(A run of records)
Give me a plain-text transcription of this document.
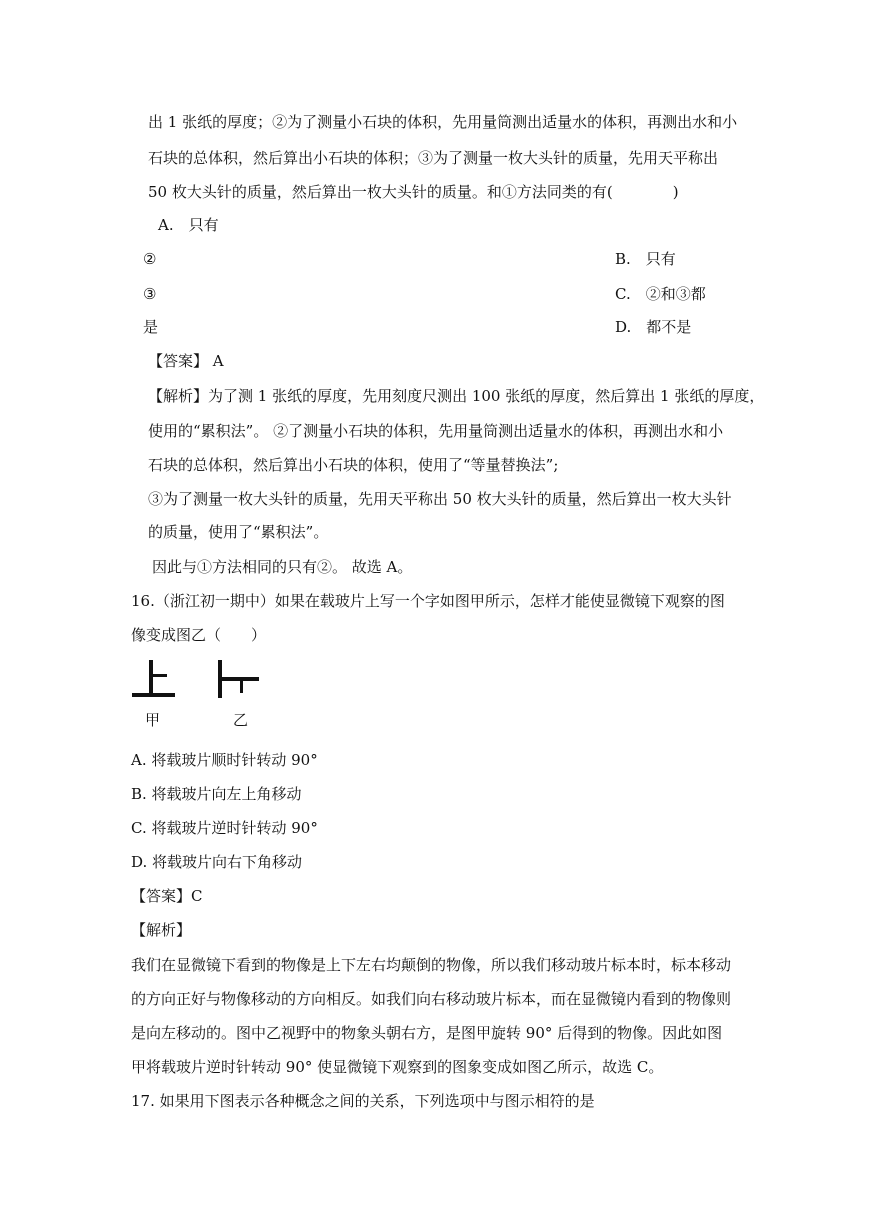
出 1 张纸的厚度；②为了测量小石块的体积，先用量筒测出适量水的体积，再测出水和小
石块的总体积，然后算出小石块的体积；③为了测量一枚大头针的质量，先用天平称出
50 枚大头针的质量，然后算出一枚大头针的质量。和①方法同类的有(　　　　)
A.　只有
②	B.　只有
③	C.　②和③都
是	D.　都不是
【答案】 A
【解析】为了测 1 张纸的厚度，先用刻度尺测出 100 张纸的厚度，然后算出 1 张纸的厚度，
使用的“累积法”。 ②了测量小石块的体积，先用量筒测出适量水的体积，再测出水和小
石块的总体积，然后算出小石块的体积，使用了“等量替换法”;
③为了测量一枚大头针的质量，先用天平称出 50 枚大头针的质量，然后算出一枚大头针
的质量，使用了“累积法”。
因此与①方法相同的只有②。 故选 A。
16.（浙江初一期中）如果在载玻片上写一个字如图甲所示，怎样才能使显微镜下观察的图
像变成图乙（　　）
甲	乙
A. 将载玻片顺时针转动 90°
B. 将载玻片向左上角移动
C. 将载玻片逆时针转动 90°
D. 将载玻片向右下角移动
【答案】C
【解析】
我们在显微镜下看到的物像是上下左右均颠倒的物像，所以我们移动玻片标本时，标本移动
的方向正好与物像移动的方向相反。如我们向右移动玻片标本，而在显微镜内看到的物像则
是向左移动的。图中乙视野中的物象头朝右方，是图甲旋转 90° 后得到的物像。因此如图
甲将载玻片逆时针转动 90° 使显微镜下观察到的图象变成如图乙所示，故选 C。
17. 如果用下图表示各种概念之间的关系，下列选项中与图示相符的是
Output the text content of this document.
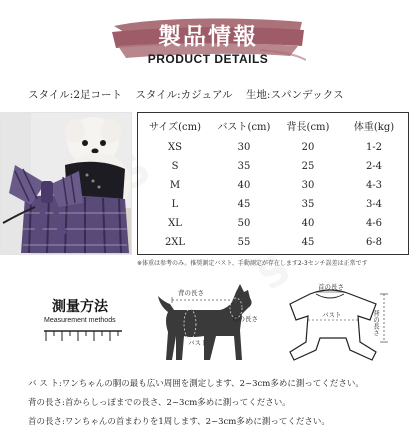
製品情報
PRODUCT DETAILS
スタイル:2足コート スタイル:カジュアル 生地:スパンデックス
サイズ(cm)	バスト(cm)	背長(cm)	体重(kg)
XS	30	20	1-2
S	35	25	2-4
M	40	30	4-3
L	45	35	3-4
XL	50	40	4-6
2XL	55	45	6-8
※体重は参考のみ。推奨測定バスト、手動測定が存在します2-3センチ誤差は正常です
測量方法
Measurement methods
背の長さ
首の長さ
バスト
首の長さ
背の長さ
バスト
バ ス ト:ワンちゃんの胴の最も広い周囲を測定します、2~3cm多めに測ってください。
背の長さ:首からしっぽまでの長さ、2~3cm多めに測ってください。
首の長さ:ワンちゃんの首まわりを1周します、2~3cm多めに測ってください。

Directive ▸ Write out the material above once more, exactly as it reads, with no pictures.

Answer to this problem ▸
Give me a plain-text transcription of this document.
出 1 张纸的厚度；②为了测量小石块的体积，先用量筒测出适量水的体积，再测出水和小
石块的总体积，然后算出小石块的体积；③为了测量一枚大头针的质量，先用天平称出
50 枚大头针的质量，然后算出一枚大头针的质量。和①方法同类的有(　　　　)
A.　只有
②	B.　只有
③	C.　②和③都
是	D.　都不是
【答案】 A
【解析】为了测 1 张纸的厚度，先用刻度尺测出 100 张纸的厚度，然后算出 1 张纸的厚度，
使用的“累积法”。 ②了测量小石块的体积，先用量筒测出适量水的体积，再测出水和小
石块的总体积，然后算出小石块的体积，使用了“等量替换法”;
③为了测量一枚大头针的质量，先用天平称出 50 枚大头针的质量，然后算出一枚大头针
的质量，使用了“累积法”。
因此与①方法相同的只有②。 故选 A。
16.（浙江初一期中）如果在载玻片上写一个字如图甲所示，怎样才能使显微镜下观察的图
像变成图乙（　　）
甲	乙
A. 将载玻片顺时针转动 90°
B. 将载玻片向左上角移动
C. 将载玻片逆时针转动 90°
D. 将载玻片向右下角移动
【答案】C
【解析】
我们在显微镜下看到的物像是上下左右均颠倒的物像，所以我们移动玻片标本时，标本移动
的方向正好与物像移动的方向相反。如我们向右移动玻片标本，而在显微镜内看到的物像则
是向左移动的。图中乙视野中的物象头朝右方，是图甲旋转 90° 后得到的物像。因此如图
甲将载玻片逆时针转动 90° 使显微镜下观察到的图象变成如图乙所示，故选 C。
17. 如果用下图表示各种概念之间的关系，下列选项中与图示相符的是
Output the text content of this document.
製品情報
PRODUCT DETAILS
スタイル:2足コート スタイル:カジュアル 生地:スパンデックス
サイズ(cm)	バスト(cm)	背長(cm)	体重(kg)
XS	30	20	1-2
S	35	25	2-4
M	40	30	4-3
L	45	35	3-4
XL	50	40	4-6
2XL	55	45	6-8
※体重は参考のみ。推奨測定バスト、手動測定が存在します2-3センチ誤差は正常です
測量方法
Measurement methods
背の長さ
首の長さ
バスト
首の長さ
背の長さ
バスト
バ ス ト:ワンちゃんの胴の最も広い周囲を測定します、2~3cm多めに測ってください。
背の長さ:首からしっぽまでの長さ、2~3cm多めに測ってください。
首の長さ:ワンちゃんの首まわりを1周します、2~3cm多めに測ってください。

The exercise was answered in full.